▶ **STATED PROBLEM**: Locate each line containing the string "Pilih" and copy it out.

▶ **EXERCISE INPUT**:

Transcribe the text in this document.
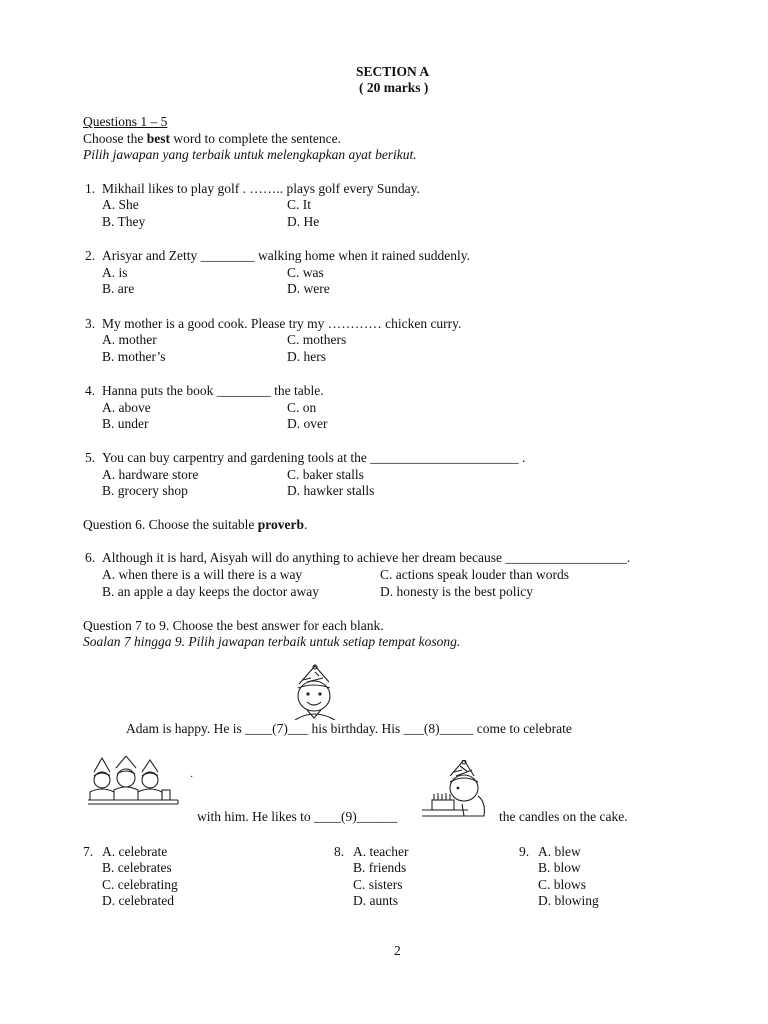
SECTION A
( 20 marks )
Questions 1 – 5
Choose the best word to complete the sentence.
Pilih jawapan yang terbaik untuk melengkapkan ayat berikut.
1. Mikhail likes to play golf . …….. plays golf every Sunday.
A. She	C. It
B. They	D. He
2. Arisyar and Zetty ________ walking home when it rained suddenly.
A. is	C. was
B. are	D. were
3. My mother is a good cook. Please try my ………… chicken curry.
A. mother	C. mothers
B. mother’s	D. hers
4. Hanna puts the book ________ the table.
A. above	C. on
B. under	D. over
5. You can buy carpentry and gardening tools at the ______________________ .
A. hardware store	C. baker stalls
B. grocery shop	D. hawker stalls
Question 6. Choose the suitable proverb.
6. Although it is hard, Aisyah will do anything to achieve her dream because __________________.
A. when there is a will there is a way	C. actions speak louder than words
B. an apple a day keeps the doctor away	D. honesty is the best policy
Question 7 to 9. Choose the best answer for each blank.
Soalan 7 hingga 9. Pilih jawapan terbaik untuk setiap tempat kosong.
Adam is happy. He is ____(7)___ his birthday. His ___(8)_____ come to celebrate
·
with him. He likes to ____(9)______	the candles on the cake.
7. A. celebrate
B. celebrates
C. celebrating
D. celebrated
8. A. teacher
B. friends
C. sisters
D. aunts
9. A. blew
B. blow
C. blows
D. blowing
2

▶ **RIGHT ANSWER**:
Pilih jawapan yang terbaik untuk melengkapkan ayat berikut.
Soalan 7 hingga 9. Pilih jawapan terbaik untuk setiap tempat kosong.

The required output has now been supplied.